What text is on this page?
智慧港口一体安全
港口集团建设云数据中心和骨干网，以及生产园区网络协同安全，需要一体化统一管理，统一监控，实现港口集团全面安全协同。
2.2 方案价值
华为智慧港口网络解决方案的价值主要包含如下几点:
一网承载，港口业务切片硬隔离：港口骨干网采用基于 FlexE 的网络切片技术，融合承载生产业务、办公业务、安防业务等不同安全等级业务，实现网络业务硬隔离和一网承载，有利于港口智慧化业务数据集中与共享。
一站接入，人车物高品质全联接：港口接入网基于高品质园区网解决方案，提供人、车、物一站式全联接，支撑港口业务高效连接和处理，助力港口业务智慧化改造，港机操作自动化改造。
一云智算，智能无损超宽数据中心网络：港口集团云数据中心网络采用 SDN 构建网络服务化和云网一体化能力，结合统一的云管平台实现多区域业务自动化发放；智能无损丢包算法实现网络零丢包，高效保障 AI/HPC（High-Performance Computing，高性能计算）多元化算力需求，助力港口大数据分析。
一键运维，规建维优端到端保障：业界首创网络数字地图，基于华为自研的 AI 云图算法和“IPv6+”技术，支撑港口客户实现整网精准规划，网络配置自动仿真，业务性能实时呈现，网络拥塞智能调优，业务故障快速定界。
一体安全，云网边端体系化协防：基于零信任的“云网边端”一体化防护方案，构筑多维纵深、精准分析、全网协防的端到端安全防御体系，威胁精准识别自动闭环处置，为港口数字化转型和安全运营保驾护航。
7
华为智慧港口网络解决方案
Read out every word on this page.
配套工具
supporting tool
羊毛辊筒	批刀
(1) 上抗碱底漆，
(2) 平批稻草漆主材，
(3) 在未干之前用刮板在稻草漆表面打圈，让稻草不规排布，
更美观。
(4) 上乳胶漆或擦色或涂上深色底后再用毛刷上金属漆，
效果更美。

▶ SET EXERCISE
Locate "Read out every word on this page." in the material, then quote the line that contains it and all lines after it through the final one.

▶ THE OUTPUT
Read out every word on this page.
配套工具
supporting tool
羊毛辊筒	批刀
(1) 上抗碱底漆，
(2) 平批稻草漆主材，
(3) 在未干之前用刮板在稻草漆表面打圈，让稻草不规排布，
更美观。
(4) 上乳胶漆或擦色或涂上深色底后再用毛刷上金属漆，
效果更美。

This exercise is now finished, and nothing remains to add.